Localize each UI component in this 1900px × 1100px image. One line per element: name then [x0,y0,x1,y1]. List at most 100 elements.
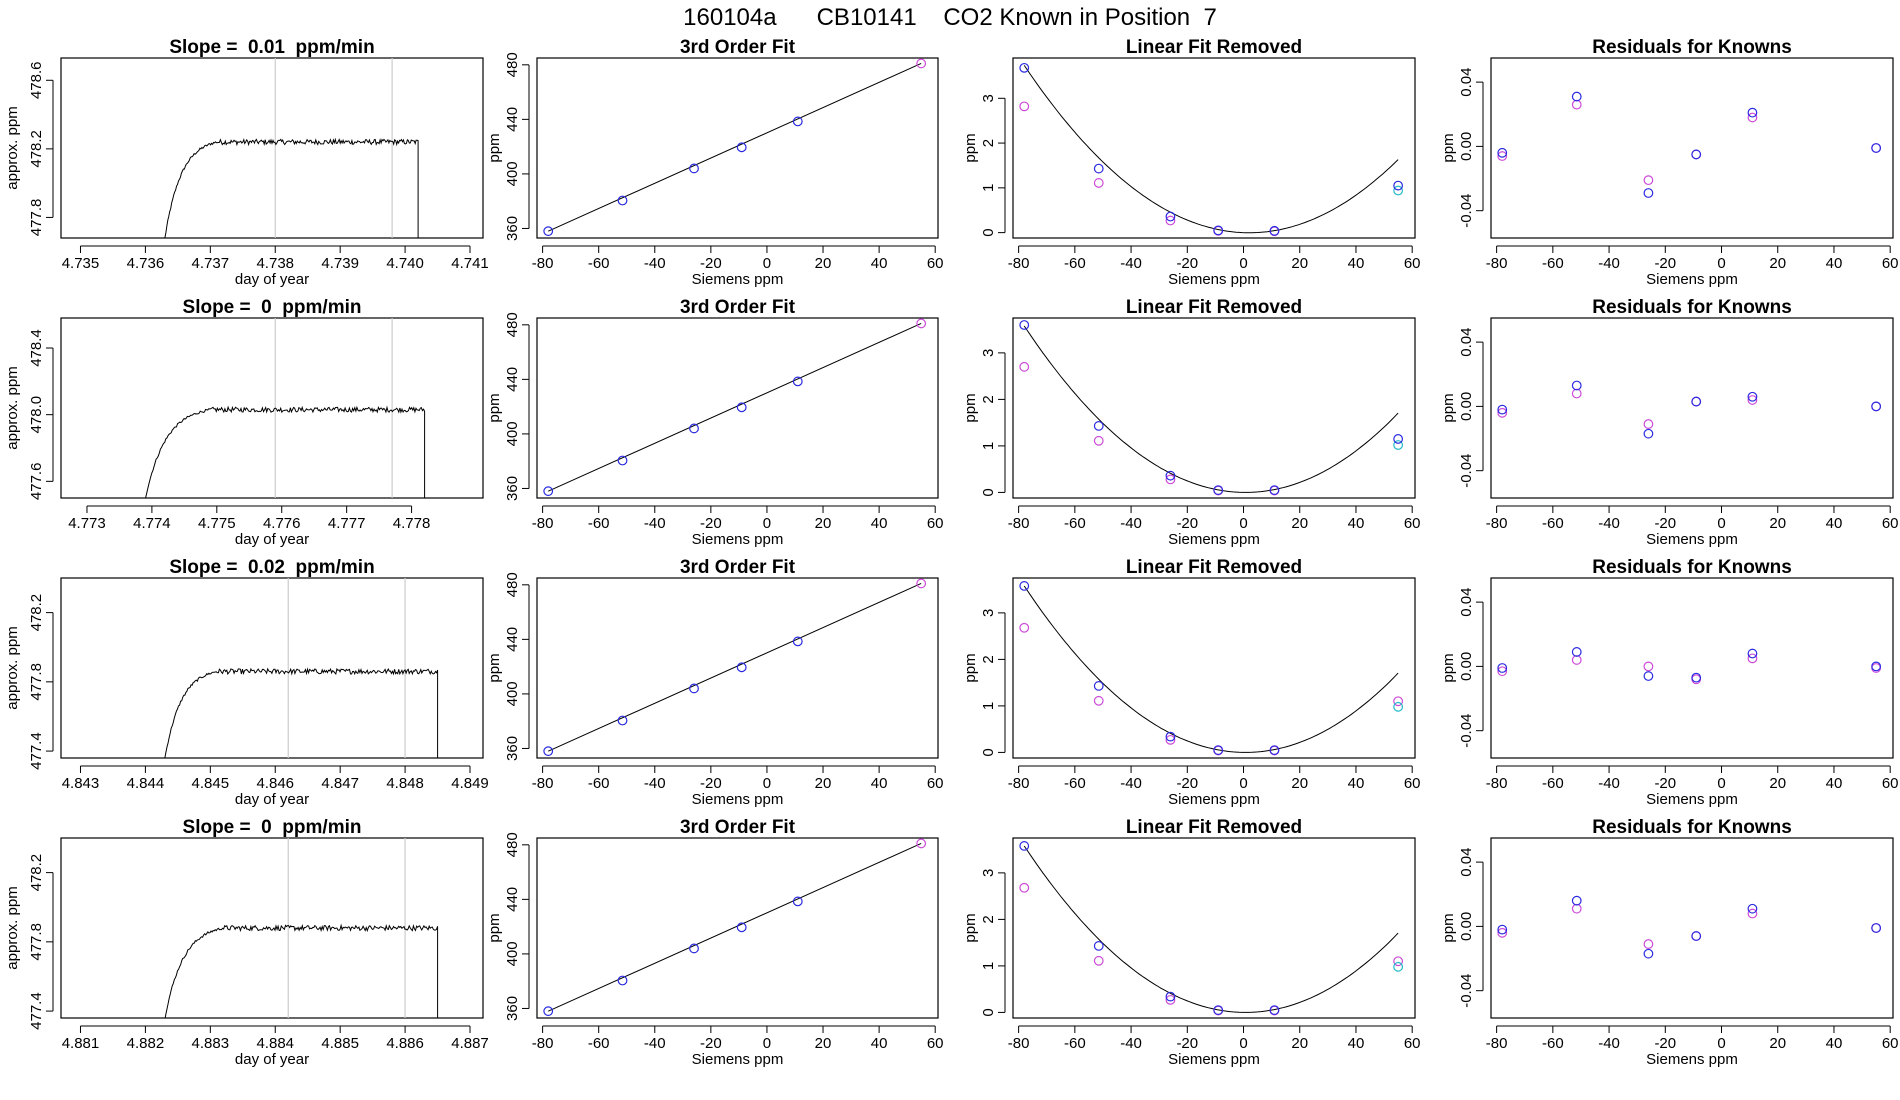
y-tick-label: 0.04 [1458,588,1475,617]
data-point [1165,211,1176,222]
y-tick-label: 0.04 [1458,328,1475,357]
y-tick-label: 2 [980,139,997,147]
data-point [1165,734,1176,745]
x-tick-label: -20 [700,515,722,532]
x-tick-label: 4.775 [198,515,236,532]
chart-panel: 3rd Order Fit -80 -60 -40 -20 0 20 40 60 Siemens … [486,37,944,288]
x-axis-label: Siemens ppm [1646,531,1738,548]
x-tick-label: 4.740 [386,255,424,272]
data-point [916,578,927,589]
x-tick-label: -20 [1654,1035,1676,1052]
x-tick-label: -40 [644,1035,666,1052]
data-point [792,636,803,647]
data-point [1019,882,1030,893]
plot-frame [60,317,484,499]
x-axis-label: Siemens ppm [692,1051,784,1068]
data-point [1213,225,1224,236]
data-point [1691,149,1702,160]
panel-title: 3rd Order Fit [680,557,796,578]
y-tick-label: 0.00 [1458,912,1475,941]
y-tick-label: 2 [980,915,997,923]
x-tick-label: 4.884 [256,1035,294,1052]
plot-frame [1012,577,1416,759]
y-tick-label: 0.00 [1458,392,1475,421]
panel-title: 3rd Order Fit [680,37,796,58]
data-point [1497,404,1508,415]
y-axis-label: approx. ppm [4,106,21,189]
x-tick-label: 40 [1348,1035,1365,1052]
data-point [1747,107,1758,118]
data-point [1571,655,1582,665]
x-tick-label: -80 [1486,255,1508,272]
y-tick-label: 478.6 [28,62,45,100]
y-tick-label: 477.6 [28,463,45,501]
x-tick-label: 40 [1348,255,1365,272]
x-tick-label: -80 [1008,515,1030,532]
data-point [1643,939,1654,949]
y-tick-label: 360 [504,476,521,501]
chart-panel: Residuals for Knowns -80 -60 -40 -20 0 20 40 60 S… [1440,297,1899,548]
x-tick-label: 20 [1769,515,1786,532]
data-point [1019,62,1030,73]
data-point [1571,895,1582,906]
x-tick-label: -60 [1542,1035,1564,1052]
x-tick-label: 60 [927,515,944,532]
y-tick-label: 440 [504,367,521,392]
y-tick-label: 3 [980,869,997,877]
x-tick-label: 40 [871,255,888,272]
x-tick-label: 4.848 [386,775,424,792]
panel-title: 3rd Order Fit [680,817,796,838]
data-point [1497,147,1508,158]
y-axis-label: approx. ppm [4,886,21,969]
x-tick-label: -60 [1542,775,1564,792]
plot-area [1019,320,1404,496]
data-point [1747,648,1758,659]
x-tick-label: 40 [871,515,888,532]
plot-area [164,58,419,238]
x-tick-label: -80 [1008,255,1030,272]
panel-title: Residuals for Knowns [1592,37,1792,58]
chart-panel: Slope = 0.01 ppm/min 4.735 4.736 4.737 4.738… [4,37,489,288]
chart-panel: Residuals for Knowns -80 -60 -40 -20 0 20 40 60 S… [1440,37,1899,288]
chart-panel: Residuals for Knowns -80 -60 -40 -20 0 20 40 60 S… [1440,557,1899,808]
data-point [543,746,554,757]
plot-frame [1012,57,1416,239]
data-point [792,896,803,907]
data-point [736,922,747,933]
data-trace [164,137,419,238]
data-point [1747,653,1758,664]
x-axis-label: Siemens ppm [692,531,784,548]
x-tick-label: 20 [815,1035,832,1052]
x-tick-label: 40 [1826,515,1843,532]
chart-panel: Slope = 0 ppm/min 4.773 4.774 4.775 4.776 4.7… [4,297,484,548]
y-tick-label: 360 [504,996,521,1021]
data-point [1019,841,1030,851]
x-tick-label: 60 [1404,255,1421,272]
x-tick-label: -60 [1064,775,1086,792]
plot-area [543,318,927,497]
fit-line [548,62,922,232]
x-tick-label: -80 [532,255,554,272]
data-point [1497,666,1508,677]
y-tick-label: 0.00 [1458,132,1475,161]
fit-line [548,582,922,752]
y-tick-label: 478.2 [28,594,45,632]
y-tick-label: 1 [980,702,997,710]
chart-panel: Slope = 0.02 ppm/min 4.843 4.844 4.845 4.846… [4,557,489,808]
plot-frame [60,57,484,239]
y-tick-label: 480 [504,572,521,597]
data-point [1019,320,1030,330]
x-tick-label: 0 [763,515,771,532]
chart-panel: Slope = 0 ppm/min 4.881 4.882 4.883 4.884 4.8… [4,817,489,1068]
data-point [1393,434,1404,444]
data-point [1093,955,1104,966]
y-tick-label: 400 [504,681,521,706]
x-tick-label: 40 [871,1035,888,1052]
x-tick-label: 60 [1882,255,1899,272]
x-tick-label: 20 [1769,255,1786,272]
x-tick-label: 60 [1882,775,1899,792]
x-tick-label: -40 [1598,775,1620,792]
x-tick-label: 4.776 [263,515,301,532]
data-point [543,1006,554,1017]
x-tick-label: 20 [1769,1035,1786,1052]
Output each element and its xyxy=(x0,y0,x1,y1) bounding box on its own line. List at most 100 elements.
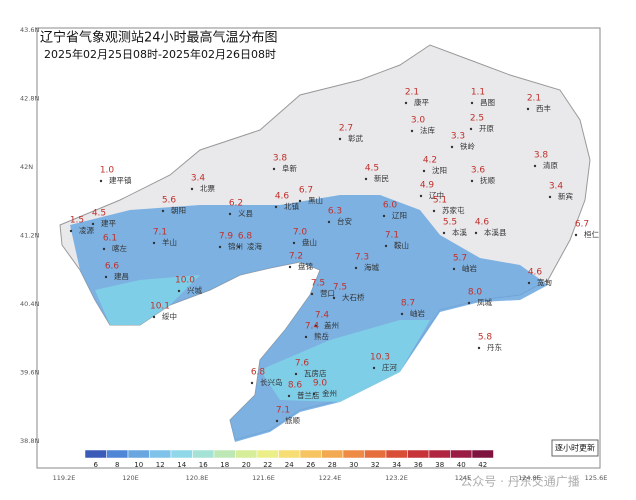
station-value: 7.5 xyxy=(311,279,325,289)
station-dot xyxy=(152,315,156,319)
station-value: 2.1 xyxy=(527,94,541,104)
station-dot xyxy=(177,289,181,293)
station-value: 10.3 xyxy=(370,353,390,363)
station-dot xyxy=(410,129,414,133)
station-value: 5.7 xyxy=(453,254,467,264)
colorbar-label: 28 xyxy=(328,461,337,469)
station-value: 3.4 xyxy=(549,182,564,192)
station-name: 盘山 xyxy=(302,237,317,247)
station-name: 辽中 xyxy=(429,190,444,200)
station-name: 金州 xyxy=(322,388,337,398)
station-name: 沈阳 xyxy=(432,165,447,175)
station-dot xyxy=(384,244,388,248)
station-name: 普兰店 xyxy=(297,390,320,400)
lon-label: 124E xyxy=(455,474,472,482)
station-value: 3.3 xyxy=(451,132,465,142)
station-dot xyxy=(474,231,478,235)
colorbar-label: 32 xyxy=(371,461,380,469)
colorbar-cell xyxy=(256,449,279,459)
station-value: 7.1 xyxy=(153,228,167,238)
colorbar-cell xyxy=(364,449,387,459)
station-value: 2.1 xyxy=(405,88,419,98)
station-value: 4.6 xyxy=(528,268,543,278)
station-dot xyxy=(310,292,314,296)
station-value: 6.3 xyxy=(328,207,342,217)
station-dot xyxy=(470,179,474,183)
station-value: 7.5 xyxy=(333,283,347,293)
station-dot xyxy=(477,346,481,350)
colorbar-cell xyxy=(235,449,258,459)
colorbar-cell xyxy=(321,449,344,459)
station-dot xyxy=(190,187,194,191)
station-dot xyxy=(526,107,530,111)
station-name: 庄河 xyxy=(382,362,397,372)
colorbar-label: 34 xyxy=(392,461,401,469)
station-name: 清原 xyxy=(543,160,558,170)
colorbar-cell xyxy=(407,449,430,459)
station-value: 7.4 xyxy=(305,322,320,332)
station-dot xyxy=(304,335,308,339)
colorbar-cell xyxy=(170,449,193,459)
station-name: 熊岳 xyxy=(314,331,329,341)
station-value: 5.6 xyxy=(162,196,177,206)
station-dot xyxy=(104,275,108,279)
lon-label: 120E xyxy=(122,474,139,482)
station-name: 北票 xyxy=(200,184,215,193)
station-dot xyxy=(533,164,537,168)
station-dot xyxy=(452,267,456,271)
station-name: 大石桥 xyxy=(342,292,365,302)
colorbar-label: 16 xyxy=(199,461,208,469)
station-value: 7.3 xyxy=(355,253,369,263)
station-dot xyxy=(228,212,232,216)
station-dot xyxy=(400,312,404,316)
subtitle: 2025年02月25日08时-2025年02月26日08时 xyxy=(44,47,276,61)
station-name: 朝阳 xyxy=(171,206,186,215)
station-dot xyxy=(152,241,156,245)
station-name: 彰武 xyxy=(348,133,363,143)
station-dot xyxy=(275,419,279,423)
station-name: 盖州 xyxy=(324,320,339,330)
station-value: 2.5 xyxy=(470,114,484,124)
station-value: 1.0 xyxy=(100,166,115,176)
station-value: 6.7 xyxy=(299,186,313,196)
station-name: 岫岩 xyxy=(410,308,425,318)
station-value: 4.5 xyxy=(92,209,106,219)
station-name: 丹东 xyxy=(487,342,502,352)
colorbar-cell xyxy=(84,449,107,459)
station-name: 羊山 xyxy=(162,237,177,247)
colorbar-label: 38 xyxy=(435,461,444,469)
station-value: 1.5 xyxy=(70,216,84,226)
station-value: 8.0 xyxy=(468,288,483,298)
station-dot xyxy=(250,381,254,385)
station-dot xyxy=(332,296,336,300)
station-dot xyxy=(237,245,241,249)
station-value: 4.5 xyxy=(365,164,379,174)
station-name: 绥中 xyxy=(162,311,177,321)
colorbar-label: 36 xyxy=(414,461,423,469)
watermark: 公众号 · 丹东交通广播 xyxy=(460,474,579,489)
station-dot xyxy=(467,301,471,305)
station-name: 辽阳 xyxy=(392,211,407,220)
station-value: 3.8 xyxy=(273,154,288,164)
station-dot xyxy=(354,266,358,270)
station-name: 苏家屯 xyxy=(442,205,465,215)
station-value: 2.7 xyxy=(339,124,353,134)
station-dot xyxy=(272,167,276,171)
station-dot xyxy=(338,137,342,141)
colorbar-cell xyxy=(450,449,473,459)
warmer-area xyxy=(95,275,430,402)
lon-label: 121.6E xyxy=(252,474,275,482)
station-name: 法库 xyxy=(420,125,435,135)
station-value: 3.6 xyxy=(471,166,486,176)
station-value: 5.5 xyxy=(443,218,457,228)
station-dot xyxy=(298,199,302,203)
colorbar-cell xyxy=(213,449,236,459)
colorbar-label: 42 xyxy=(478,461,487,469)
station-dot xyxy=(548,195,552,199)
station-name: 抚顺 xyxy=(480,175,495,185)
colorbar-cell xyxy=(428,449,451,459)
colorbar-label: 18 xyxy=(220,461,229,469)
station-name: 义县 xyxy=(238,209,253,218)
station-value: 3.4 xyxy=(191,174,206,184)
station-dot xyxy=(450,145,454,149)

What needs to be done -> Starting with the line containing "station-value: 7.5 xyxy=(311,279,325,289)" and going on through the line containing "station-name: 盘山 xyxy=(302,237,317,247)", rewrite those lines with "station-dot" replaced by "station-marker" and nothing else changed.

Task response ->
station-value: 7.5 xyxy=(311,279,325,289)
station-marker xyxy=(152,315,156,319)
station-value: 2.1 xyxy=(527,94,541,104)
station-marker xyxy=(177,289,181,293)
station-value: 10.3 xyxy=(370,353,390,363)
station-marker xyxy=(410,129,414,133)
station-value: 5.7 xyxy=(453,254,467,264)
colorbar-label: 28 xyxy=(328,461,337,469)
station-value: 3.4 xyxy=(549,182,564,192)
station-name: 盘山 xyxy=(302,237,317,247)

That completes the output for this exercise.